BRIEF: Determine how many lines include "scroll". Give the number and nothing else.

## Begin PROVIDED DATA

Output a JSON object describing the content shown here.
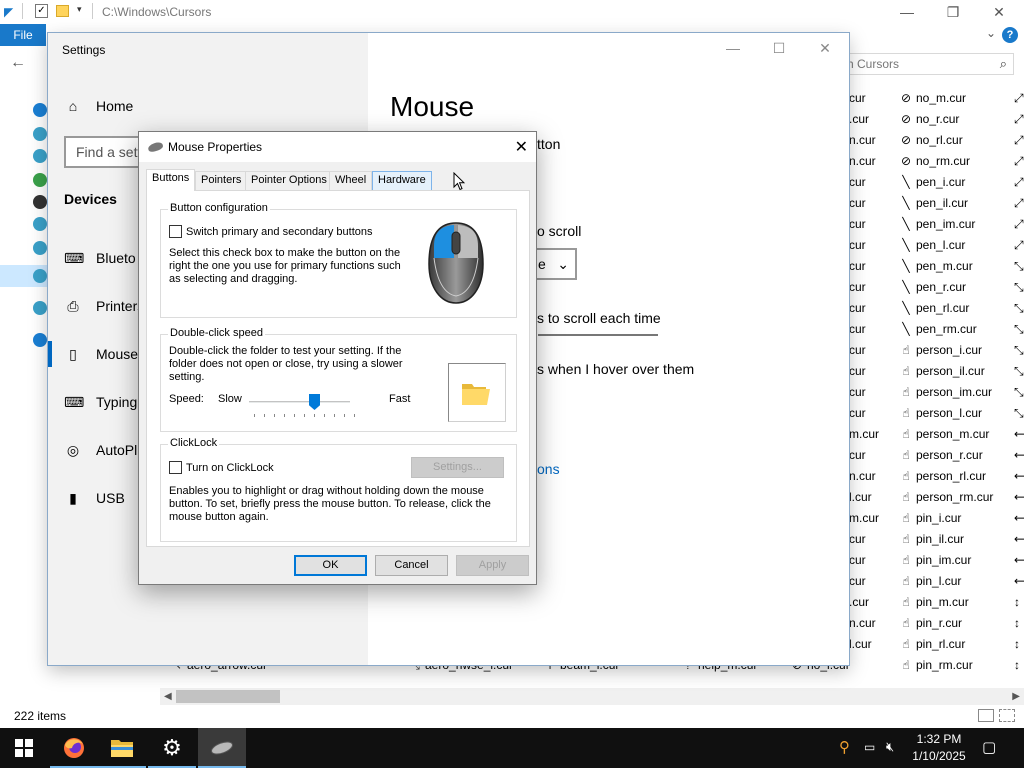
{
  "explorer": {
    "address_path": "C:\\Windows\\Cursors",
    "file_tab": "File",
    "search_placeholder": "h Cursors",
    "status_items": "222 items",
    "window_controls": [
      "—",
      "❐",
      "✕"
    ],
    "col_partial": [
      "cur",
      ".cur",
      "n.cur",
      "n.cur",
      "cur",
      "cur",
      "cur",
      "cur",
      "cur",
      "cur",
      "cur",
      "cur",
      "cur",
      "cur",
      "cur",
      "cur",
      "m.cur",
      "cur",
      "n.cur",
      "l.cur",
      "m.cur",
      "cur",
      "cur",
      "cur",
      ".cur",
      "n.cur",
      "l.cur"
    ],
    "files": [
      "no_m.cur",
      "no_r.cur",
      "no_rl.cur",
      "no_rm.cur",
      "pen_i.cur",
      "pen_il.cur",
      "pen_im.cur",
      "pen_l.cur",
      "pen_m.cur",
      "pen_r.cur",
      "pen_rl.cur",
      "pen_rm.cur",
      "person_i.cur",
      "person_il.cur",
      "person_im.cur",
      "person_l.cur",
      "person_m.cur",
      "person_r.cur",
      "person_rl.cur",
      "person_rm.cur",
      "pin_i.cur",
      "pin_il.cur",
      "pin_im.cur",
      "pin_l.cur",
      "pin_m.cur",
      "pin_r.cur",
      "pin_rl.cur",
      "pin_rm.cur"
    ],
    "bottom_row": [
      "aero_arrow.cur",
      "aero_nwse_l.cur",
      "beam_l.cur",
      "help_m.cur",
      "no_i.cur"
    ],
    "right_col_arrows": [
      "⤢",
      "⤢",
      "⤢",
      "⤢",
      "⤢",
      "⤢",
      "⤢",
      "⤢",
      "⤡",
      "⤡",
      "⤡",
      "⤡",
      "⤡",
      "⤡",
      "⤡",
      "⤡",
      "⟷",
      "⟷",
      "⟷",
      "⟷",
      "⟷",
      "⟷",
      "⟷",
      "⟷",
      "↕",
      "↕",
      "↕",
      "↕"
    ]
  },
  "settings": {
    "window_title": "Settings",
    "home": "Home",
    "find_placeholder": "Find a sett",
    "section": "Devices",
    "nav": [
      "Blueto",
      "Printers",
      "Mouse",
      "Typing",
      "AutoPl",
      "USB"
    ],
    "page_title": "Mouse",
    "primary_button_partial": "tton",
    "scroll_label_partial": "o scroll",
    "dropdown_partial": "e",
    "lines_partial": "s to scroll each time",
    "hover_partial": "s when I hover over them",
    "link_partial": "ons"
  },
  "dialog": {
    "title": "Mouse Properties",
    "tabs": [
      "Buttons",
      "Pointers",
      "Pointer Options",
      "Wheel",
      "Hardware"
    ],
    "button_config": {
      "legend": "Button configuration",
      "checkbox_label": "Switch primary and secondary buttons",
      "description": "Select this check box to make the button on the right the one you use for primary functions such as selecting and dragging."
    },
    "double_click": {
      "legend": "Double-click speed",
      "description": "Double-click the folder to test your setting. If the folder does not open or close, try using a slower setting.",
      "speed_label": "Speed:",
      "slow": "Slow",
      "fast": "Fast",
      "speed_value": 0.6
    },
    "clicklock": {
      "legend": "ClickLock",
      "checkbox_label": "Turn on ClickLock",
      "settings_button": "Settings...",
      "description": "Enables you to highlight or drag without holding down the mouse button. To set, briefly press the mouse button. To release, click the mouse button again."
    },
    "buttons": {
      "ok": "OK",
      "cancel": "Cancel",
      "apply": "Apply"
    }
  },
  "taskbar": {
    "time": "1:32 PM",
    "date": "1/10/2025"
  },
  "colors": {
    "accent": "#0078d7",
    "file_tab": "#1979ca",
    "taskbar": "#101010"
  }
}
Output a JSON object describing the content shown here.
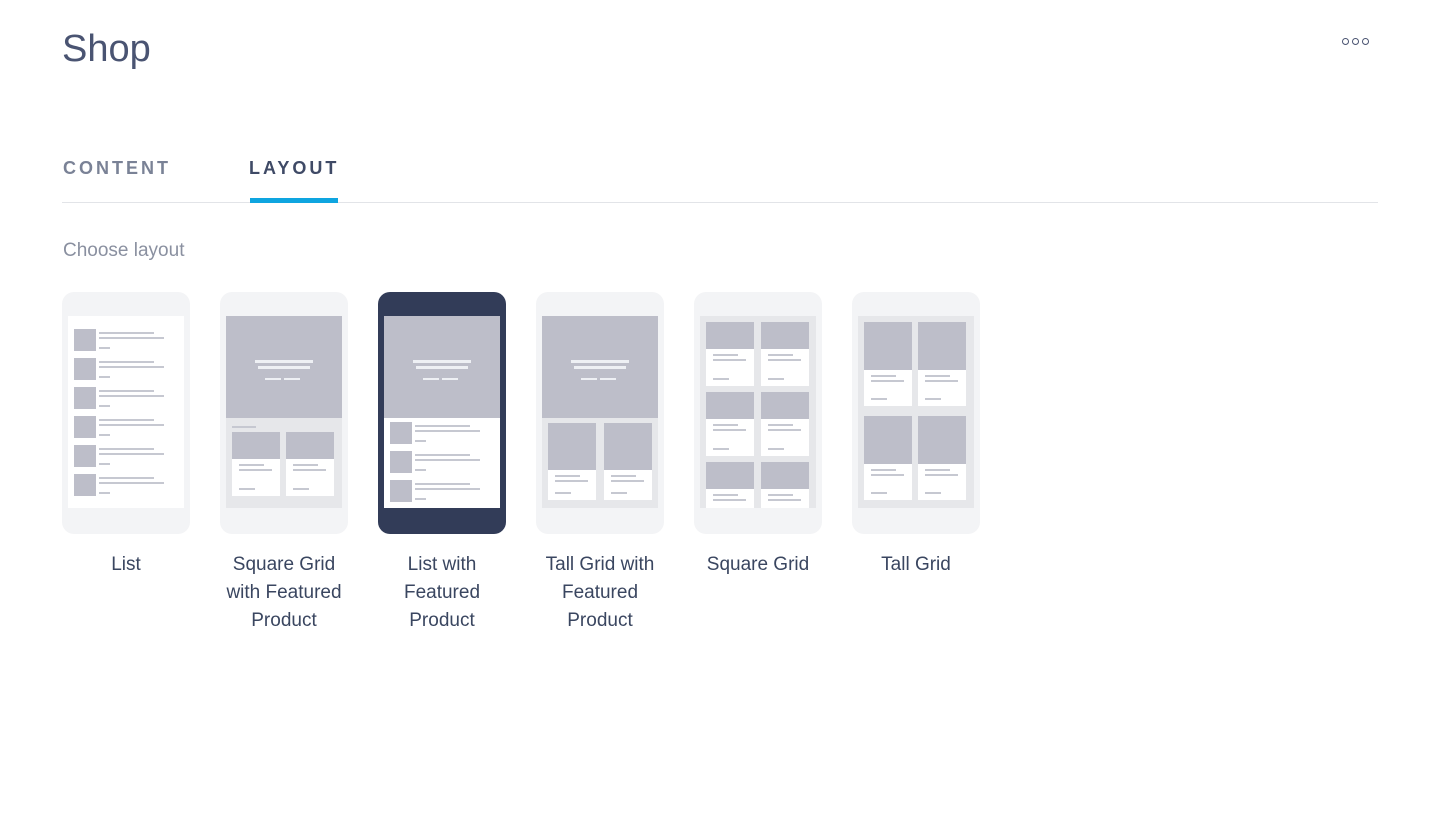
{
  "header": {
    "title": "Shop",
    "more_icon": "more-horizontal-icon"
  },
  "tabs": [
    {
      "label": "CONTENT",
      "active": false
    },
    {
      "label": "LAYOUT",
      "active": true
    }
  ],
  "accent_color": "#0ea5e0",
  "section_label": "Choose layout",
  "layouts": [
    {
      "label": "List",
      "type": "list",
      "selected": false
    },
    {
      "label": "Square Grid with Featured Product",
      "type": "square-featured",
      "selected": false
    },
    {
      "label": "List with Featured Product",
      "type": "list-featured",
      "selected": true
    },
    {
      "label": "Tall Grid with Featured Product",
      "type": "tall-featured",
      "selected": false
    },
    {
      "label": "Square Grid",
      "type": "square-grid",
      "selected": false
    },
    {
      "label": "Tall Grid",
      "type": "tall-grid",
      "selected": false
    }
  ]
}
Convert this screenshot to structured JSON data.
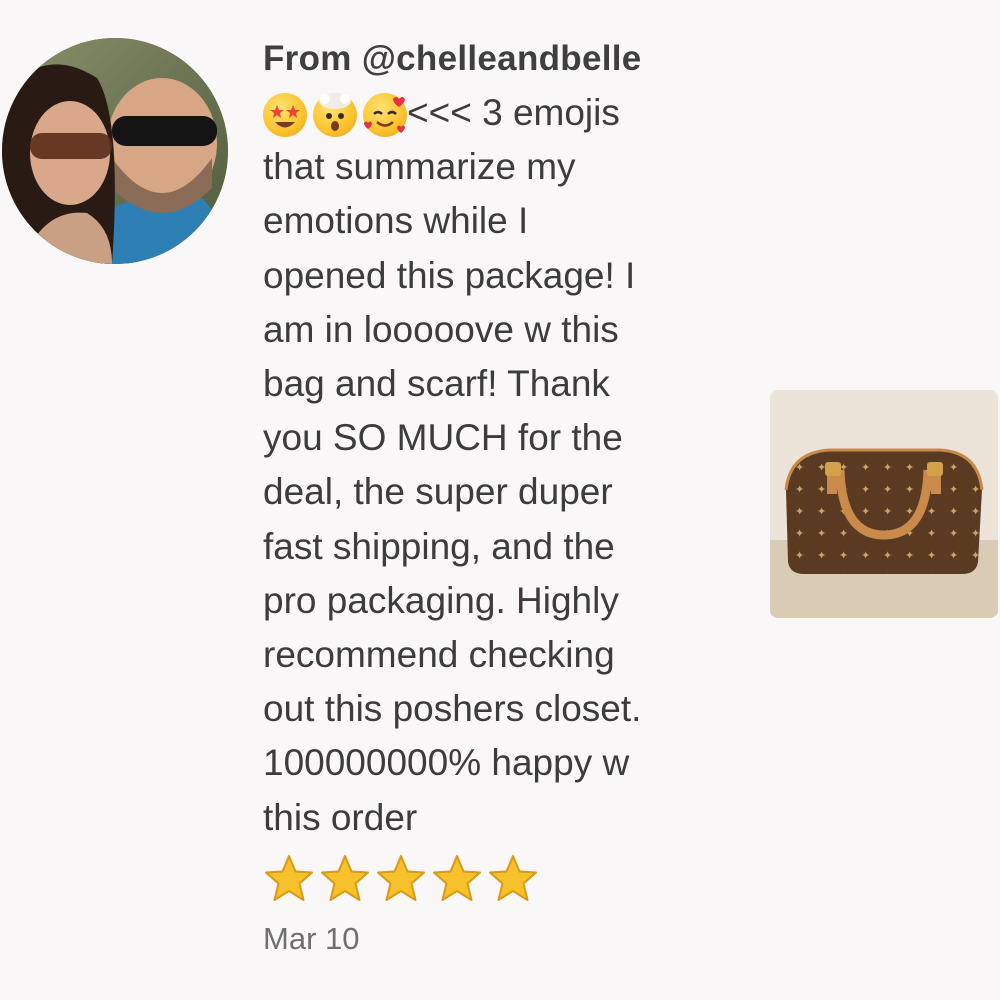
{
  "review": {
    "from_label": "From @chelleandbelle",
    "emojis": [
      "star-struck-emoji",
      "exploding-head-emoji",
      "smiling-face-with-hearts-emoji"
    ],
    "message_lines": [
      "<<< 3 emojis",
      "that summarize my",
      "emotions while I",
      "opened this package! I",
      "am in looooove w this",
      "bag and scarf! Thank",
      "you SO MUCH for the",
      "deal, the super duper",
      "fast shipping, and the",
      "pro packaging. Highly",
      "recommend checking",
      "out this poshers closet.",
      "100000000% happy w",
      "this order"
    ],
    "rating": 5,
    "date": "Mar 10"
  },
  "colors": {
    "background": "#f9f7f8",
    "text": "#3c3c3c",
    "date": "#6f6f6f",
    "star": "#f6c12a"
  }
}
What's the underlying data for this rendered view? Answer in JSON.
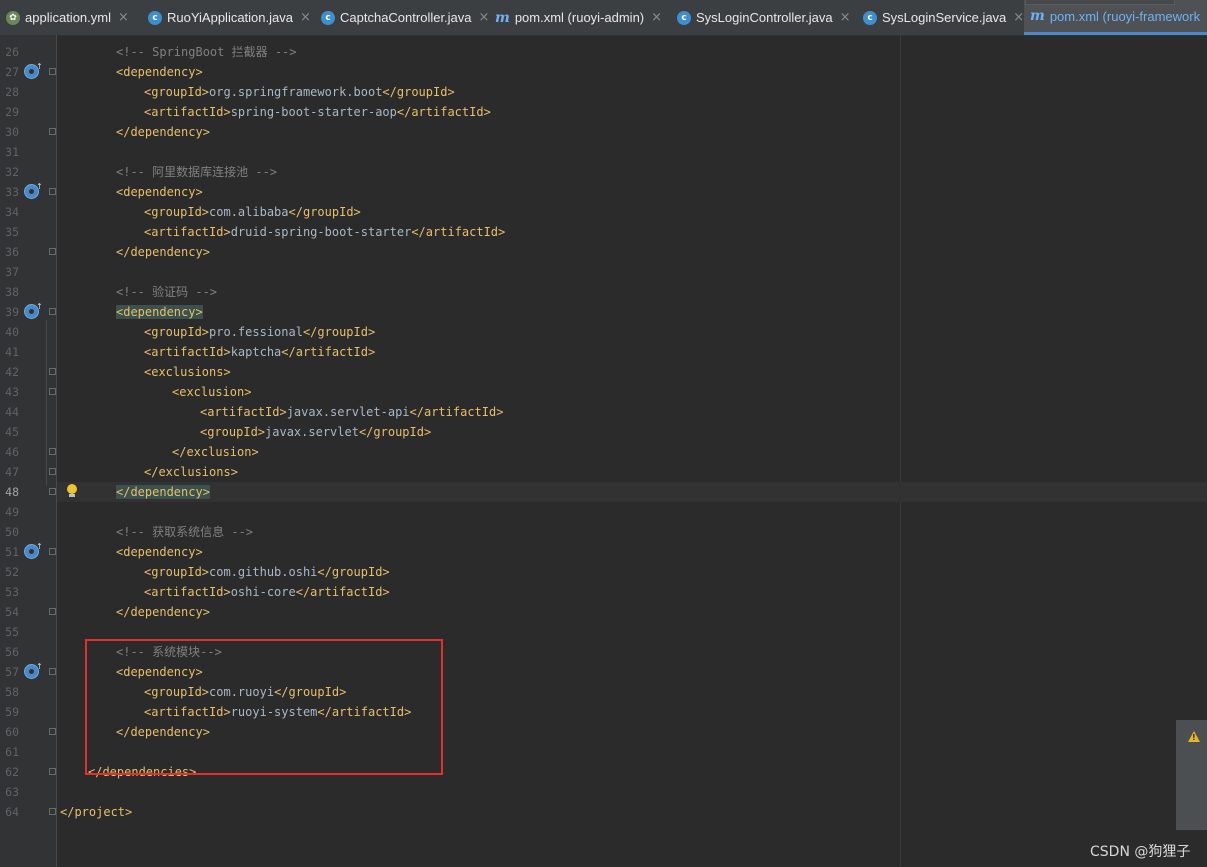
{
  "tabs": [
    {
      "label": "application.yml",
      "icon": "spring-leaf-icon",
      "active": false
    },
    {
      "label": "RuoYiApplication.java",
      "icon": "class-c-icon",
      "active": false
    },
    {
      "label": "CaptchaController.java",
      "icon": "class-c-icon",
      "active": false
    },
    {
      "label": "pom.xml (ruoyi-admin)",
      "icon": "maven-m-icon",
      "active": false
    },
    {
      "label": "SysLoginController.java",
      "icon": "class-c-icon",
      "active": false
    },
    {
      "label": "SysLoginService.java",
      "icon": "class-c-icon",
      "active": false
    },
    {
      "label": "pom.xml (ruoyi-framework",
      "icon": "maven-m-icon",
      "active": true
    }
  ],
  "tab_close_glyph": "×",
  "lines": [
    {
      "n": "26",
      "ind": 2,
      "segs": [
        [
          "cm",
          "<!-- SpringBoot 拦截器 -->"
        ]
      ]
    },
    {
      "n": "27",
      "ind": 2,
      "segs": [
        [
          "tag",
          "<dependency>"
        ]
      ],
      "gicon": true,
      "fold": true
    },
    {
      "n": "28",
      "ind": 3,
      "segs": [
        [
          "tag",
          "<groupId>"
        ],
        [
          "tx",
          "org.springframework.boot"
        ],
        [
          "tag",
          "</groupId>"
        ]
      ]
    },
    {
      "n": "29",
      "ind": 3,
      "segs": [
        [
          "tag",
          "<artifactId>"
        ],
        [
          "tx",
          "spring-boot-starter-aop"
        ],
        [
          "tag",
          "</artifactId>"
        ]
      ]
    },
    {
      "n": "30",
      "ind": 2,
      "segs": [
        [
          "tag",
          "</dependency>"
        ]
      ],
      "fold": true
    },
    {
      "n": "31",
      "ind": 0,
      "segs": []
    },
    {
      "n": "32",
      "ind": 2,
      "segs": [
        [
          "cm",
          "<!-- 阿里数据库连接池 -->"
        ]
      ]
    },
    {
      "n": "33",
      "ind": 2,
      "segs": [
        [
          "tag",
          "<dependency>"
        ]
      ],
      "gicon": true,
      "fold": true
    },
    {
      "n": "34",
      "ind": 3,
      "segs": [
        [
          "tag",
          "<groupId>"
        ],
        [
          "tx",
          "com.alibaba"
        ],
        [
          "tag",
          "</groupId>"
        ]
      ]
    },
    {
      "n": "35",
      "ind": 3,
      "segs": [
        [
          "tag",
          "<artifactId>"
        ],
        [
          "tx",
          "druid-spring-boot-starter"
        ],
        [
          "tag",
          "</artifactId>"
        ]
      ]
    },
    {
      "n": "36",
      "ind": 2,
      "segs": [
        [
          "tag",
          "</dependency>"
        ]
      ],
      "fold": true
    },
    {
      "n": "37",
      "ind": 0,
      "segs": []
    },
    {
      "n": "38",
      "ind": 2,
      "segs": [
        [
          "cm",
          "<!-- 验证码 -->"
        ]
      ]
    },
    {
      "n": "39",
      "ind": 2,
      "segs": [
        [
          "tag",
          "<dependency>",
          "hl"
        ]
      ],
      "gicon": true,
      "fold": true
    },
    {
      "n": "40",
      "ind": 3,
      "segs": [
        [
          "tag",
          "<groupId>"
        ],
        [
          "tx",
          "pro.fessional"
        ],
        [
          "tag",
          "</groupId>"
        ]
      ]
    },
    {
      "n": "41",
      "ind": 3,
      "segs": [
        [
          "tag",
          "<artifactId>"
        ],
        [
          "tx",
          "kaptcha"
        ],
        [
          "tag",
          "</artifactId>"
        ]
      ]
    },
    {
      "n": "42",
      "ind": 3,
      "segs": [
        [
          "tag",
          "<exclusions>"
        ]
      ],
      "fold": true
    },
    {
      "n": "43",
      "ind": 4,
      "segs": [
        [
          "tag",
          "<exclusion>"
        ]
      ],
      "fold": true
    },
    {
      "n": "44",
      "ind": 5,
      "segs": [
        [
          "tag",
          "<artifactId>"
        ],
        [
          "tx",
          "javax.servlet-api"
        ],
        [
          "tag",
          "</artifactId>"
        ]
      ]
    },
    {
      "n": "45",
      "ind": 5,
      "segs": [
        [
          "tag",
          "<groupId>"
        ],
        [
          "tx",
          "javax.servlet"
        ],
        [
          "tag",
          "</groupId>"
        ]
      ]
    },
    {
      "n": "46",
      "ind": 4,
      "segs": [
        [
          "tag",
          "</exclusion>"
        ]
      ],
      "fold": true
    },
    {
      "n": "47",
      "ind": 3,
      "segs": [
        [
          "tag",
          "</exclusions>"
        ]
      ],
      "fold": true
    },
    {
      "n": "48",
      "ind": 2,
      "segs": [
        [
          "tag",
          "</dependency>",
          "hl"
        ]
      ],
      "fold": true,
      "bulb": true,
      "current": true
    },
    {
      "n": "49",
      "ind": 0,
      "segs": []
    },
    {
      "n": "50",
      "ind": 2,
      "segs": [
        [
          "cm",
          "<!-- 获取系统信息 -->"
        ]
      ]
    },
    {
      "n": "51",
      "ind": 2,
      "segs": [
        [
          "tag",
          "<dependency>"
        ]
      ],
      "gicon": true,
      "fold": true
    },
    {
      "n": "52",
      "ind": 3,
      "segs": [
        [
          "tag",
          "<groupId>"
        ],
        [
          "tx",
          "com.github.oshi"
        ],
        [
          "tag",
          "</groupId>"
        ]
      ]
    },
    {
      "n": "53",
      "ind": 3,
      "segs": [
        [
          "tag",
          "<artifactId>"
        ],
        [
          "tx",
          "oshi-core"
        ],
        [
          "tag",
          "</artifactId>"
        ]
      ]
    },
    {
      "n": "54",
      "ind": 2,
      "segs": [
        [
          "tag",
          "</dependency>"
        ]
      ],
      "fold": true
    },
    {
      "n": "55",
      "ind": 0,
      "segs": []
    },
    {
      "n": "56",
      "ind": 2,
      "segs": [
        [
          "cm",
          "<!-- 系统模块-->"
        ]
      ]
    },
    {
      "n": "57",
      "ind": 2,
      "segs": [
        [
          "tag",
          "<dependency>"
        ]
      ],
      "gicon": true,
      "fold": true
    },
    {
      "n": "58",
      "ind": 3,
      "segs": [
        [
          "tag",
          "<groupId>"
        ],
        [
          "tx",
          "com.ruoyi"
        ],
        [
          "tag",
          "</groupId>"
        ]
      ]
    },
    {
      "n": "59",
      "ind": 3,
      "segs": [
        [
          "tag",
          "<artifactId>"
        ],
        [
          "tx",
          "ruoyi-system"
        ],
        [
          "tag",
          "</artifactId>"
        ]
      ]
    },
    {
      "n": "60",
      "ind": 2,
      "segs": [
        [
          "tag",
          "</dependency>"
        ]
      ],
      "fold": true
    },
    {
      "n": "61",
      "ind": 0,
      "segs": []
    },
    {
      "n": "62",
      "ind": 1,
      "segs": [
        [
          "tag",
          "</dependencies>"
        ]
      ],
      "fold": true
    },
    {
      "n": "63",
      "ind": 0,
      "segs": []
    },
    {
      "n": "64",
      "ind": 0,
      "segs": [
        [
          "tag",
          "</project>"
        ]
      ],
      "fold": true
    }
  ],
  "watermark": "CSDN @狗狸子",
  "colors": {
    "tag": "#e8bf6a",
    "comment": "#808080",
    "text": "#a9b7c6",
    "annotation_box": "#e0312f",
    "active_tab": "#6fb1f5"
  }
}
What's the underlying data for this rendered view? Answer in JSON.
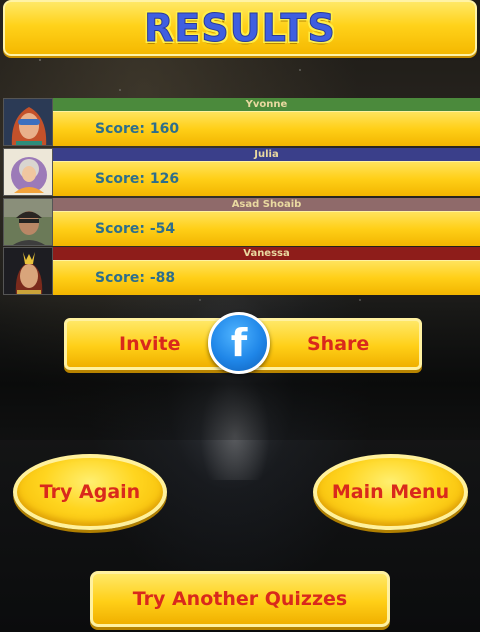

## End PROVIDED DATA

THE RESULT: 2